▶ [What is needed] Return the records, each one exactly as written.

** BEGIN Information provided **

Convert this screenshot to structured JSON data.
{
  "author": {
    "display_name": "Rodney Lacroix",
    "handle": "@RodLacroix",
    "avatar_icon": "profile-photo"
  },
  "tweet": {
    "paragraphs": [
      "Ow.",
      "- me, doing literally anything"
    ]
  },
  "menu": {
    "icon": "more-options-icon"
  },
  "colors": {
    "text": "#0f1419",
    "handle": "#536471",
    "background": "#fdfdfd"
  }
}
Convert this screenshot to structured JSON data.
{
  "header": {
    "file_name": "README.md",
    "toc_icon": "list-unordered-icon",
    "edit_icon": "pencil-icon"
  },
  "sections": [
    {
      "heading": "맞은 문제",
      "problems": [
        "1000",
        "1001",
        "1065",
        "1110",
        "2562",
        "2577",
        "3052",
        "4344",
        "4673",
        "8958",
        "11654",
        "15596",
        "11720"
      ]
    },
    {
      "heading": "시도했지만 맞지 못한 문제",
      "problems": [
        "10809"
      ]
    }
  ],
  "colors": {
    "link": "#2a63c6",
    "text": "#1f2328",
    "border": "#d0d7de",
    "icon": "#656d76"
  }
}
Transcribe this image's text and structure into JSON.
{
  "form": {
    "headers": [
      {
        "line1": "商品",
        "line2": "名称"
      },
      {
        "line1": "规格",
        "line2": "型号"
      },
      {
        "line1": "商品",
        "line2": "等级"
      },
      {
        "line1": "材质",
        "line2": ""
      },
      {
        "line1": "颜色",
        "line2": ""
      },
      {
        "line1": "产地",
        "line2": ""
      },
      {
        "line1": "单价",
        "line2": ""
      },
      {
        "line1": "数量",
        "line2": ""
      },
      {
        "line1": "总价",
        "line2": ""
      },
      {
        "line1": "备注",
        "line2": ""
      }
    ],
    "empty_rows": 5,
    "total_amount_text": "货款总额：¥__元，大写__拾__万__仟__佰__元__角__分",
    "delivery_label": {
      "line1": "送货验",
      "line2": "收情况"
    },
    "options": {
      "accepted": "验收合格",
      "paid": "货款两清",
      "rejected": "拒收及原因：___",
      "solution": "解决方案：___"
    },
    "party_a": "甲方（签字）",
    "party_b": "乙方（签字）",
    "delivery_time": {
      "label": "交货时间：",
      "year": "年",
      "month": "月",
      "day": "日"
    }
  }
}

** END Information provided **

▶ [Solution]
Convert this screenshot to structured JSON data.
{
  "author": {
    "display_name": "Rodney Lacroix",
    "handle": "@RodLacroix",
    "avatar_icon": "profile-photo"
  },
  "tweet": {
    "paragraphs": [
      "Ow.",
      "- me, doing literally anything"
    ]
  },
  "menu": {
    "icon": "more-options-icon"
  },
  "colors": {
    "text": "#0f1419",
    "handle": "#536471",
    "background": "#fdfdfd"
  }
}
Convert this screenshot to structured JSON data.
{
  "header": {
    "file_name": "README.md",
    "toc_icon": "list-unordered-icon",
    "edit_icon": "pencil-icon"
  },
  "sections": [
    {
      "heading": "맞은 문제",
      "problems": [
        "1000",
        "1001",
        "1065",
        "1110",
        "2562",
        "2577",
        "3052",
        "4344",
        "4673",
        "8958",
        "11654",
        "15596",
        "11720"
      ]
    },
    {
      "heading": "시도했지만 맞지 못한 문제",
      "problems": [
        "10809"
      ]
    }
  ],
  "colors": {
    "link": "#2a63c6",
    "text": "#1f2328",
    "border": "#d0d7de",
    "icon": "#656d76"
  }
}
Transcribe this image's text and structure into JSON.
{
  "form": {
    "headers": [
      {
        "line1": "商品",
        "line2": "名称"
      },
      {
        "line1": "规格",
        "line2": "型号"
      },
      {
        "line1": "商品",
        "line2": "等级"
      },
      {
        "line1": "材质",
        "line2": ""
      },
      {
        "line1": "颜色",
        "line2": ""
      },
      {
        "line1": "产地",
        "line2": ""
      },
      {
        "line1": "单价",
        "line2": ""
      },
      {
        "line1": "数量",
        "line2": ""
      },
      {
        "line1": "总价",
        "line2": ""
      },
      {
        "line1": "备注",
        "line2": ""
      }
    ],
    "empty_rows": 5,
    "total_amount_text": "货款总额：¥__元，大写__拾__万__仟__佰__元__角__分",
    "delivery_label": {
      "line1": "送货验",
      "line2": "收情况"
    },
    "options": {
      "accepted": "验收合格",
      "paid": "货款两清",
      "rejected": "拒收及原因：___",
      "solution": "解决方案：___"
    },
    "party_a": "甲方（签字）",
    "party_b": "乙方（签字）",
    "delivery_time": {
      "label": "交货时间：",
      "year": "年",
      "month": "月",
      "day": "日"
    }
  }
}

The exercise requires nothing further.